* Extracted information:
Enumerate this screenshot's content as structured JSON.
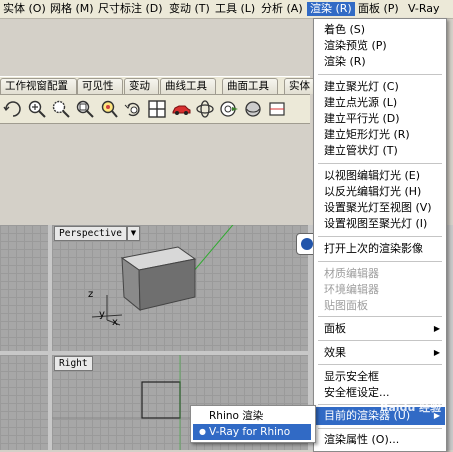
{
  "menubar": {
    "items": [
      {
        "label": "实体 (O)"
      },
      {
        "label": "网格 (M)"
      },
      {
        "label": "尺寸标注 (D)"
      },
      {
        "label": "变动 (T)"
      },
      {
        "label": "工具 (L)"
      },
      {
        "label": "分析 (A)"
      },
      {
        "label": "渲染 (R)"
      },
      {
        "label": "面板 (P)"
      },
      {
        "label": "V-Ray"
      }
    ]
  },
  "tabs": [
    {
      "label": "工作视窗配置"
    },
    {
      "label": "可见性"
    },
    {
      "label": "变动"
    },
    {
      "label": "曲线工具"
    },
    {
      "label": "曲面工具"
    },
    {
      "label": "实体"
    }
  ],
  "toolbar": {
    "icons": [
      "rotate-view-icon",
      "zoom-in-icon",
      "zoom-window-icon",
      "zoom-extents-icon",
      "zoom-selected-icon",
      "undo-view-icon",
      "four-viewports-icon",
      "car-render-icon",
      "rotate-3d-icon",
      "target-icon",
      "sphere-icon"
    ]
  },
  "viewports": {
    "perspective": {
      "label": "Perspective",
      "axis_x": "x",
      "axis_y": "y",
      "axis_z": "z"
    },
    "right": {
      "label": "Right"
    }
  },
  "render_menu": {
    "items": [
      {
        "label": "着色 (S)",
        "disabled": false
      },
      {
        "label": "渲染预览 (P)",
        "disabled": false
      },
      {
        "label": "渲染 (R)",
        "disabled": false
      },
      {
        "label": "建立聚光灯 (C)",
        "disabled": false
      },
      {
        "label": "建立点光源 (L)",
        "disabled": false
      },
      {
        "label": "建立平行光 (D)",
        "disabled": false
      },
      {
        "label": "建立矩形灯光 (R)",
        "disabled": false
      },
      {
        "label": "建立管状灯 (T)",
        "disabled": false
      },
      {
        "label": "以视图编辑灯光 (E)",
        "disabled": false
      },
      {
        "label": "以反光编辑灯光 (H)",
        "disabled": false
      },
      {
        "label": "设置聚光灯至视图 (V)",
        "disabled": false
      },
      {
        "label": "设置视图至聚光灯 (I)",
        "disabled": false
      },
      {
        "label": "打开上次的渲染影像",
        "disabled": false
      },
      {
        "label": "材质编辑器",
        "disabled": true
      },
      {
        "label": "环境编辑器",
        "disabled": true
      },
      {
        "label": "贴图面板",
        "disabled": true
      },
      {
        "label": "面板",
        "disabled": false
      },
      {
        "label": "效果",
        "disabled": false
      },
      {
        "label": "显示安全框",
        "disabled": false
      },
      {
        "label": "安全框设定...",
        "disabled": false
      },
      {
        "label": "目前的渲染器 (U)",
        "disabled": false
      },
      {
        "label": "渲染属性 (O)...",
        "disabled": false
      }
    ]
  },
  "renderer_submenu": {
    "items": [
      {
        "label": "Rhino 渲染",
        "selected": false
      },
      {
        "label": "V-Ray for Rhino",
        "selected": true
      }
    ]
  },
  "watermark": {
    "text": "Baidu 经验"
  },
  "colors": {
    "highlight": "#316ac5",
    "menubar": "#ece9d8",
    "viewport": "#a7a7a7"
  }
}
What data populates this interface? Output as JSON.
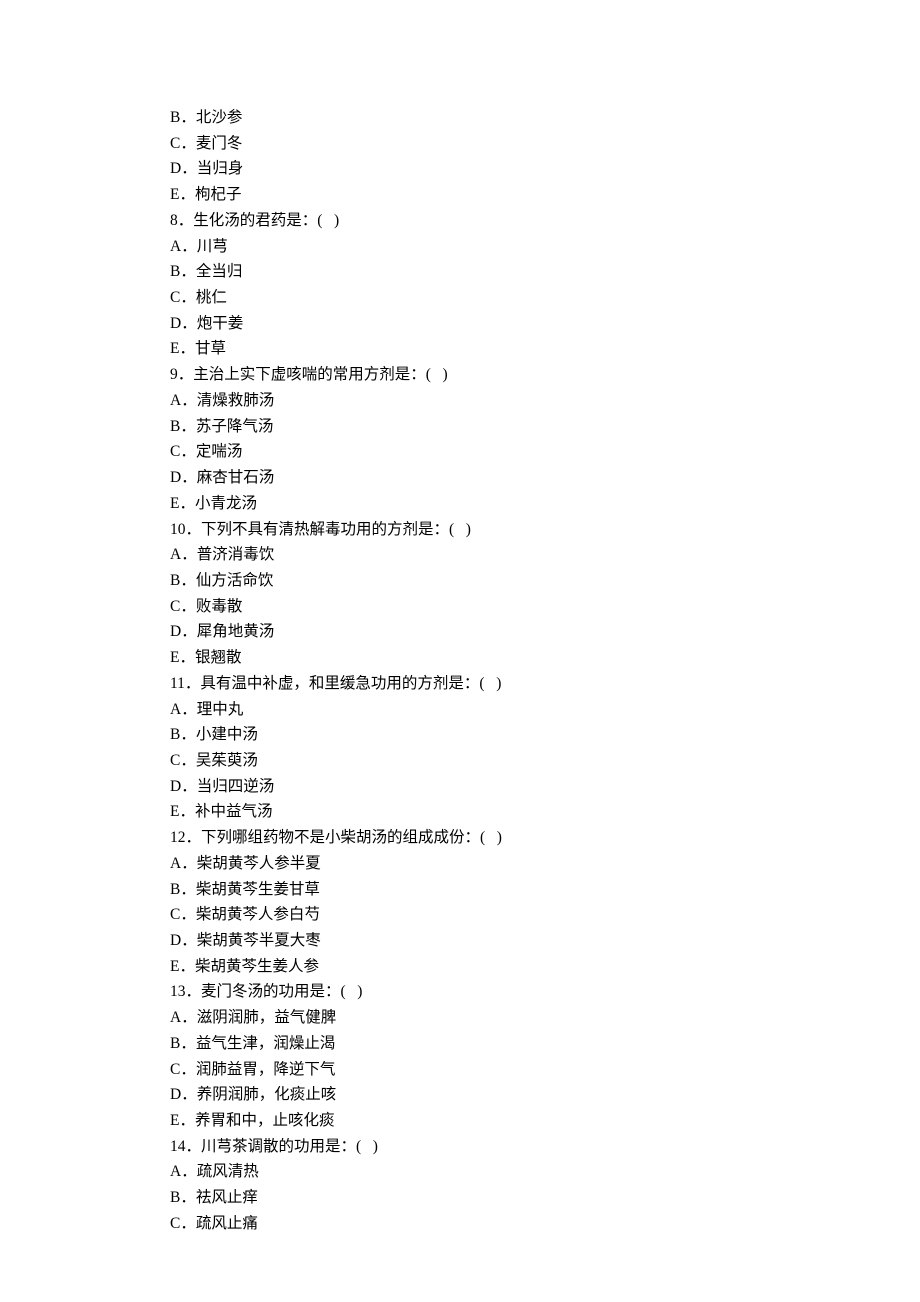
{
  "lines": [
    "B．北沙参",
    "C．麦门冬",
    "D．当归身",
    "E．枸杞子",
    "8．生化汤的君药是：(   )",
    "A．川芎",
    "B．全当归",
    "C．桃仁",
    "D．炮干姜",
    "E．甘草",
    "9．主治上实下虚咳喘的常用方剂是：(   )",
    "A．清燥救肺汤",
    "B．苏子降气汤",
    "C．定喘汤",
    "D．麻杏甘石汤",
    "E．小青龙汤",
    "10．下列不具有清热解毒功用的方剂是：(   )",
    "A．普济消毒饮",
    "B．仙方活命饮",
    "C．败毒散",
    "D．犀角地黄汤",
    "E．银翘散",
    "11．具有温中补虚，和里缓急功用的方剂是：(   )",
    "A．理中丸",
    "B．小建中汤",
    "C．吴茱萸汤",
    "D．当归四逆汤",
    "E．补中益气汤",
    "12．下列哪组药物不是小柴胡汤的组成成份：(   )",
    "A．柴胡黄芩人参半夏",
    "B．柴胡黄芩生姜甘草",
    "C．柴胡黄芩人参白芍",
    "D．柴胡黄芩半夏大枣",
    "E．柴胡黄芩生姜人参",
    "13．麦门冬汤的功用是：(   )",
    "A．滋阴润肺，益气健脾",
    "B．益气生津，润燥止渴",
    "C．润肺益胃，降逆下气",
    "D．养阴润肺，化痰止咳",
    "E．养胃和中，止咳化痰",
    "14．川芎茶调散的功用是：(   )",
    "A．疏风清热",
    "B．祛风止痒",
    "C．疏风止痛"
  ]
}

* Direction:
Within the material above, find the lines that contain the word "zoom"; copy them.

* Finished task:
      "zoom-in-icon",
      "zoom-window-icon",
      "zoom-extents-icon",
      "zoom-selected-icon",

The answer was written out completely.